# [EXERCISE GOAL]
Report each line of the data that includes the word "JSON".

# [RECORD LIST]
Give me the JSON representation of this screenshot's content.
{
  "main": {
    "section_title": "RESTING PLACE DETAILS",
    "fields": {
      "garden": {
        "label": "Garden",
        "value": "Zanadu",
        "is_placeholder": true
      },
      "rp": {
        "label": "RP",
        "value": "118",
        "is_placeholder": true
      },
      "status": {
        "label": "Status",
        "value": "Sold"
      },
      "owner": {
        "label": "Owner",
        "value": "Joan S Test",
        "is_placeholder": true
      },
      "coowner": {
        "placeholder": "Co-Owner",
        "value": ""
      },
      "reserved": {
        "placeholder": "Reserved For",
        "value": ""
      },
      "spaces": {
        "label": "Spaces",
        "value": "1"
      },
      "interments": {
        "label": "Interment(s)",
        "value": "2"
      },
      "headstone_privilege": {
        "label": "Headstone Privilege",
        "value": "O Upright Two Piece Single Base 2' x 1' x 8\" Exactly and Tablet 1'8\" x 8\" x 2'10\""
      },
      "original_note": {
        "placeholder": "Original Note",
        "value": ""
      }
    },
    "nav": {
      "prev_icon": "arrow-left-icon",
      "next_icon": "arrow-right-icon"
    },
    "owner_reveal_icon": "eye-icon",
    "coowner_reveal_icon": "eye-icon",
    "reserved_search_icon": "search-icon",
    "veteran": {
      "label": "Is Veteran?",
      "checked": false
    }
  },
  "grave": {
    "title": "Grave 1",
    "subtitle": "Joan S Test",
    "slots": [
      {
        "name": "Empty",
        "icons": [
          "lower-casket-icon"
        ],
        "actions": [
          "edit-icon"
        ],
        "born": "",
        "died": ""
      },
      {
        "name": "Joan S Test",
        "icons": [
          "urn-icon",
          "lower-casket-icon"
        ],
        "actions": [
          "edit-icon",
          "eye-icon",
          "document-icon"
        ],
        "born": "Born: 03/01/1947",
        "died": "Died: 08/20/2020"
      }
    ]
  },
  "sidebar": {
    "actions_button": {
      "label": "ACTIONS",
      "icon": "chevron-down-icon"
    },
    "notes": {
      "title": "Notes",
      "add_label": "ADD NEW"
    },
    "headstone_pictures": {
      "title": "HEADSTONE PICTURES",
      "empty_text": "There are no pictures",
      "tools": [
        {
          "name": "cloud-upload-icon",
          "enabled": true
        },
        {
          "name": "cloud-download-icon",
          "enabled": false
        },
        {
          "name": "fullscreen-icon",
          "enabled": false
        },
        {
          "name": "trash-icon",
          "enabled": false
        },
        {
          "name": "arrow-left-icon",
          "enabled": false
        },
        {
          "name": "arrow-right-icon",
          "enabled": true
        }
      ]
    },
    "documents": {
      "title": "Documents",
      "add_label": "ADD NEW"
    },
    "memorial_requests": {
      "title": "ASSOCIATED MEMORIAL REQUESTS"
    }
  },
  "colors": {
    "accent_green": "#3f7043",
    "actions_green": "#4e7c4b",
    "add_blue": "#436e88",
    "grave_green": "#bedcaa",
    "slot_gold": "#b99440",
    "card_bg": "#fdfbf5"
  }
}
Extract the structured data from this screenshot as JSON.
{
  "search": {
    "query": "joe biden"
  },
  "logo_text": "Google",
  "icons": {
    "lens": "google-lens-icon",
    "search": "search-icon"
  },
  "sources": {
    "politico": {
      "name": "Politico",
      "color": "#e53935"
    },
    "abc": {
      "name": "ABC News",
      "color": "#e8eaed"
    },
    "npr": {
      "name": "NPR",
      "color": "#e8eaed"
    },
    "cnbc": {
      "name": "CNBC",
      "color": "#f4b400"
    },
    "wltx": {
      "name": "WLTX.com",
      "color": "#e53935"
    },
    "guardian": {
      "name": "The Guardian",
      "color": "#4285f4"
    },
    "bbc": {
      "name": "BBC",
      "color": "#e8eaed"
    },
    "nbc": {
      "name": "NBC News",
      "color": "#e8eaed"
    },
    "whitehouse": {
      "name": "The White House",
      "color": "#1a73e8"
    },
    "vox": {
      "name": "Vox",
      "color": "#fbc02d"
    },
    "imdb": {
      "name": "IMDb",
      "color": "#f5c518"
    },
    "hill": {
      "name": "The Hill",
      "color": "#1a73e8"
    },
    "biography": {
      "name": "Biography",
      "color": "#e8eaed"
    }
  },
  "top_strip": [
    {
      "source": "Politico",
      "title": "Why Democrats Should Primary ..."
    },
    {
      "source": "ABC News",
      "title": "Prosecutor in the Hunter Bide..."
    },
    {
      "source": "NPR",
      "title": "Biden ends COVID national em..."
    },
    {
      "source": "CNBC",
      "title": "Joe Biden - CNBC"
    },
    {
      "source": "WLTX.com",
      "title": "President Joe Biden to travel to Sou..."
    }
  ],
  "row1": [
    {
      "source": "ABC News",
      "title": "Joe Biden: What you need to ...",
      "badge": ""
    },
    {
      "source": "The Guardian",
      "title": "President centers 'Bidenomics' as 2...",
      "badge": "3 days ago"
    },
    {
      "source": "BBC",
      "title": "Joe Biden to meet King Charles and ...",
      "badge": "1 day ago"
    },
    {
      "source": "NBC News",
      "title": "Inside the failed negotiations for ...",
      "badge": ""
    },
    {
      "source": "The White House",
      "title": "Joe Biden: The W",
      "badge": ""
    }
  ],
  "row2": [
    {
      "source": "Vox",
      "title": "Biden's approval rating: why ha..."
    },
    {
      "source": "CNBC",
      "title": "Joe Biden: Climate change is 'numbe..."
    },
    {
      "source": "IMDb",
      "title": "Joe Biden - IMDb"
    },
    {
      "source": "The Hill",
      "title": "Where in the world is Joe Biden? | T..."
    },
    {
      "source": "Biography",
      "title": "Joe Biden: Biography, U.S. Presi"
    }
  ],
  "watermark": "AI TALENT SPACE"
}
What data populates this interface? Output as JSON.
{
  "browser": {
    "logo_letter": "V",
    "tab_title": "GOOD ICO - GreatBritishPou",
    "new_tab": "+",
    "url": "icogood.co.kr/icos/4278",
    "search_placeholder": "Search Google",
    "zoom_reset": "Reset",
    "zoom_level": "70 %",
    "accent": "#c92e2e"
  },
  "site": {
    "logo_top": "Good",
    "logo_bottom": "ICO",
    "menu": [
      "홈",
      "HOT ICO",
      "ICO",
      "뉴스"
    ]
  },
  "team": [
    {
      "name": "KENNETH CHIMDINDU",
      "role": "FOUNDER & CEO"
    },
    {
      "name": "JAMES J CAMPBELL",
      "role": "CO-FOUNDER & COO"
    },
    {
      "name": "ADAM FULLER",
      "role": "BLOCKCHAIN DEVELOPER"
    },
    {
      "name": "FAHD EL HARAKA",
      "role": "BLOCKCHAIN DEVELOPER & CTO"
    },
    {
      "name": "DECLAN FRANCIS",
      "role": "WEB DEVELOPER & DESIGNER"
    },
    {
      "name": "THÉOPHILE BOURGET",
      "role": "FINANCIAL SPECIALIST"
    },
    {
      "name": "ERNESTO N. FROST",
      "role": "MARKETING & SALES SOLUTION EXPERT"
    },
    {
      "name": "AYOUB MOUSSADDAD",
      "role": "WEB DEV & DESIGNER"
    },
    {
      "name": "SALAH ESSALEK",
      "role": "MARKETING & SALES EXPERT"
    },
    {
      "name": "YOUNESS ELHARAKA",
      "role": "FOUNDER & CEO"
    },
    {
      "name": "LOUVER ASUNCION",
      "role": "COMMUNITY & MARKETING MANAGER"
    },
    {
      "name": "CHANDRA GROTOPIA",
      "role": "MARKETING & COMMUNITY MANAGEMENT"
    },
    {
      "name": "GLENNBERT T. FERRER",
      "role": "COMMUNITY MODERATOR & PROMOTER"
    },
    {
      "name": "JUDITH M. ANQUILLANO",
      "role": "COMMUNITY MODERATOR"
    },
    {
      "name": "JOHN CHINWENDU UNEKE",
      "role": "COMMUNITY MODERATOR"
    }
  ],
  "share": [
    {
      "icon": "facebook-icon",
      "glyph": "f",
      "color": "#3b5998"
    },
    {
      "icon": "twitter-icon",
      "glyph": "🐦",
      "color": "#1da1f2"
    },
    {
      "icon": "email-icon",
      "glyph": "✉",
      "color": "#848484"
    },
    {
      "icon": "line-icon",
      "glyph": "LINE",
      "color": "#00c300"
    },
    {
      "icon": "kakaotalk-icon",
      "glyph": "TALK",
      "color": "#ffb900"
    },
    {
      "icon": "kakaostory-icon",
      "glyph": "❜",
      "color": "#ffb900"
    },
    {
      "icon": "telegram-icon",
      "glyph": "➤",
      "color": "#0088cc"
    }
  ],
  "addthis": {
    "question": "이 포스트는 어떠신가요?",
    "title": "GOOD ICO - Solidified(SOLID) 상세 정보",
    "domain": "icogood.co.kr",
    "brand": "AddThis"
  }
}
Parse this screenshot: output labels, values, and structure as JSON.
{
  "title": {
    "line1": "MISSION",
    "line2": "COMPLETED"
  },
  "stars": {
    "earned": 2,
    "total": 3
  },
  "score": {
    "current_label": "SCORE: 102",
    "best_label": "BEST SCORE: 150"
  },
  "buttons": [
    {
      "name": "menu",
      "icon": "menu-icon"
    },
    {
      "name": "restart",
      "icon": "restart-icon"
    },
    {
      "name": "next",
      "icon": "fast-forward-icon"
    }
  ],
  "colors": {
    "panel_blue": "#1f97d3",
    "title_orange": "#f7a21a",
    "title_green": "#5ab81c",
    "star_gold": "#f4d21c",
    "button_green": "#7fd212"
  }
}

# [SOLUTION FOR THIS PROBLEM]
Give me the JSON representation of this screenshot's content.
Extract the structured data from this screenshot as JSON.
What data populates this interface? Output as JSON.
Parse this screenshot: output labels, values, and structure as JSON.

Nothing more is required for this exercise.